**Records shown:**
#####
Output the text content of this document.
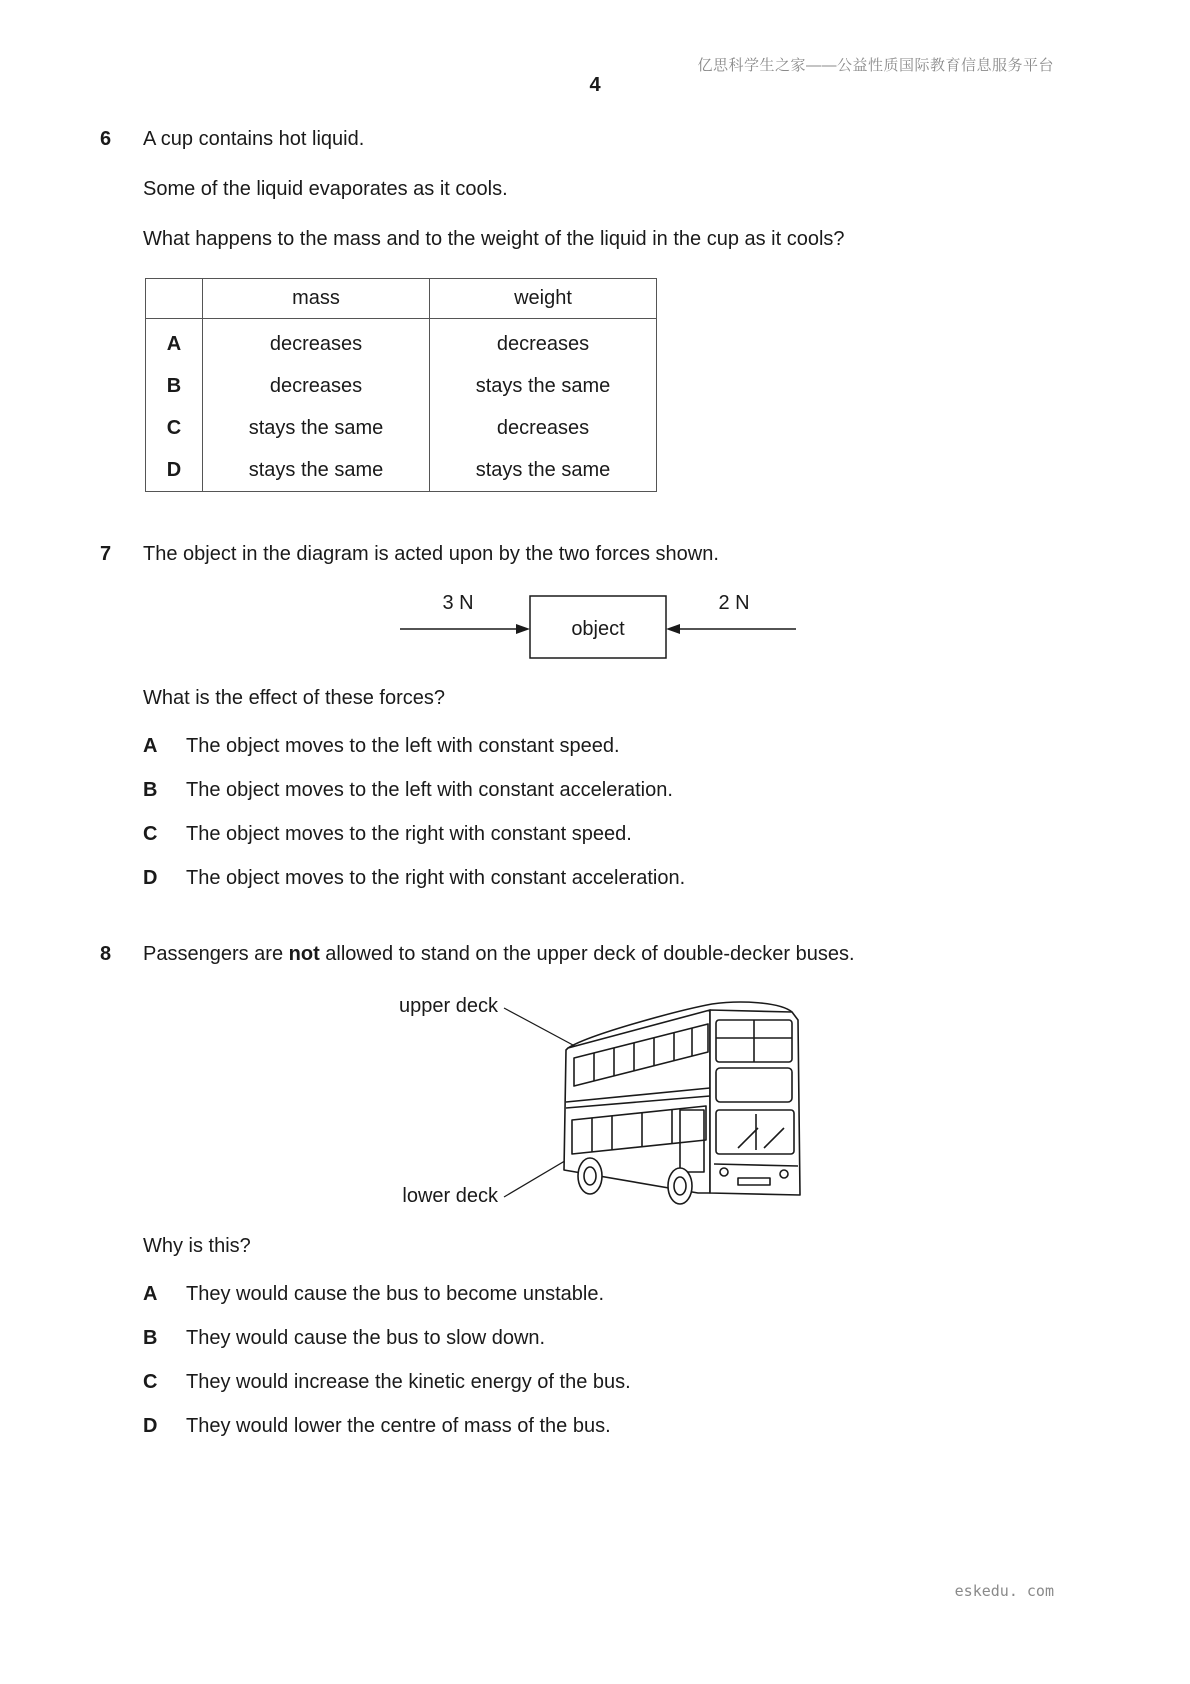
亿思科学生之家——公益性质国际教育信息服务平台
4
6 A cup contains hot liquid.
Some of the liquid evaporates as it cools.
What happens to the mass and to the weight of the liquid in the cup as it cools?
	mass	weight
A	decreases	decreases
B	decreases	stays the same
C	stays the same	decreases
D	stays the same	stays the same
7 The object in the diagram is acted upon by the two forces shown.
3 N
object
2 N
What is the effect of these forces?
A The object moves to the left with constant speed.
B The object moves to the left with constant acceleration.
C The object moves to the right with constant speed.
D The object moves to the right with constant acceleration.
8 Passengers are not allowed to stand on the upper deck of double-decker buses.
upper deck
lower deck
Why is this?
A They would cause the bus to become unstable.
B They would cause the bus to slow down.
C They would increase the kinetic energy of the bus.
D They would lower the centre of mass of the bus.
eskedu. com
#####
**Exercise prompt:**
Pictures don't belong in the copy. Transcribe every record exactly as it appears.

**Reply to the task:**
Output the text content of this document.
亿思科学生之家——公益性质国际教育信息服务平台
4
6 A cup contains hot liquid.
Some of the liquid evaporates as it cools.
What happens to the mass and to the weight of the liquid in the cup as it cools?
	mass	weight
A	decreases	decreases
B	decreases	stays the same
C	stays the same	decreases
D	stays the same	stays the same
7 The object in the diagram is acted upon by the two forces shown.
3 N
object
2 N
What is the effect of these forces?
A The object moves to the left with constant speed.
B The object moves to the left with constant acceleration.
C The object moves to the right with constant speed.
D The object moves to the right with constant acceleration.
8 Passengers are not allowed to stand on the upper deck of double-decker buses.
upper deck
lower deck
Why is this?
A They would cause the bus to become unstable.
B They would cause the bus to slow down.
C They would increase the kinetic energy of the bus.
D They would lower the centre of mass of the bus.
eskedu. com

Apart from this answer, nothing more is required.